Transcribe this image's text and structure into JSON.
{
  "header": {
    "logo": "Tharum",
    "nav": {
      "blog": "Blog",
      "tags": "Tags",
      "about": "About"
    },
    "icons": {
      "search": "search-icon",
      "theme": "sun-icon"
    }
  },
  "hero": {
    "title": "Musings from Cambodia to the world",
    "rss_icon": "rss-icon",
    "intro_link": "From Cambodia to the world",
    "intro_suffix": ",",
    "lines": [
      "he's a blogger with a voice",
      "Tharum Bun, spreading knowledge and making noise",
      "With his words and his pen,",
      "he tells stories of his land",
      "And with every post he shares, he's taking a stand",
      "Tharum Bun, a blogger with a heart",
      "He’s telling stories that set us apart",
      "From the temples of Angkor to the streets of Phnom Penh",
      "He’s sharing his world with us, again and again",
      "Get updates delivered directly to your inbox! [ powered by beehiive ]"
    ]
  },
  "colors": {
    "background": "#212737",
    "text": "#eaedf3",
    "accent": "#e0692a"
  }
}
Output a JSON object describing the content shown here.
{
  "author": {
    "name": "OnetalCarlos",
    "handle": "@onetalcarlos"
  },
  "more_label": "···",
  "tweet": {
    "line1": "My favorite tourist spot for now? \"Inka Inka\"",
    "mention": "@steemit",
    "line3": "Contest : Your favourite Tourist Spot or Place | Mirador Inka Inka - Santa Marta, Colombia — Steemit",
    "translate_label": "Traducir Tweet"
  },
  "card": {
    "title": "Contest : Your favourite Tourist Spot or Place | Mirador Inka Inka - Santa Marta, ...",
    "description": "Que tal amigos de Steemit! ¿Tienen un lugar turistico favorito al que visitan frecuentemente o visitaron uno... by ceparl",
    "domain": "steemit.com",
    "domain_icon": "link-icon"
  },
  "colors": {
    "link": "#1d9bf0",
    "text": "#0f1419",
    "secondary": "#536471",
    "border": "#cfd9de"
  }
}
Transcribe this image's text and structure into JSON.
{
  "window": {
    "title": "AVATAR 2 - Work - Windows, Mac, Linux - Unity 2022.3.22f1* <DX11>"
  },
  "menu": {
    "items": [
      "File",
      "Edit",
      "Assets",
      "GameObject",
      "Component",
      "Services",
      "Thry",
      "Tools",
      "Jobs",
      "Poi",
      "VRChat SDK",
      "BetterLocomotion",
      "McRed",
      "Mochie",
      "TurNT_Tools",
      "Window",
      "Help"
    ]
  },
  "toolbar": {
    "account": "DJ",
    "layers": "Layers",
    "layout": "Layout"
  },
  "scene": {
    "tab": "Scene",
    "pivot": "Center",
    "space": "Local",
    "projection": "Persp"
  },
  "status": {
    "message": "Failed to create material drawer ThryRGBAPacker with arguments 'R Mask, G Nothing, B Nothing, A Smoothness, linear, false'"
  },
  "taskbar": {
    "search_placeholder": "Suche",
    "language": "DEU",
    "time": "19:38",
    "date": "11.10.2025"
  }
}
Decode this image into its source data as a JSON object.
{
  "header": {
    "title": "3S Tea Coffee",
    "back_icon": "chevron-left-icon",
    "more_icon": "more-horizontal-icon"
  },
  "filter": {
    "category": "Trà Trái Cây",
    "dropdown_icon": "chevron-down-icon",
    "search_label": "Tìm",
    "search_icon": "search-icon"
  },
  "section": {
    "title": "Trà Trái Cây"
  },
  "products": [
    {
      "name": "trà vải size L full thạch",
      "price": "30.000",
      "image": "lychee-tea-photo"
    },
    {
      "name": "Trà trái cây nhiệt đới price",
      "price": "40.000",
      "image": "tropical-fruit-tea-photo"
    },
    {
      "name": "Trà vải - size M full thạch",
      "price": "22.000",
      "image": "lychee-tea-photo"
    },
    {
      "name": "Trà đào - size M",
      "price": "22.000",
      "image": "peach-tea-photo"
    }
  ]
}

++++

● Exercise goal
Go through the material above and copy each line that has the word "stories".

● In response
      "he tells stories of his land",
      "He’s telling stories that set us apart",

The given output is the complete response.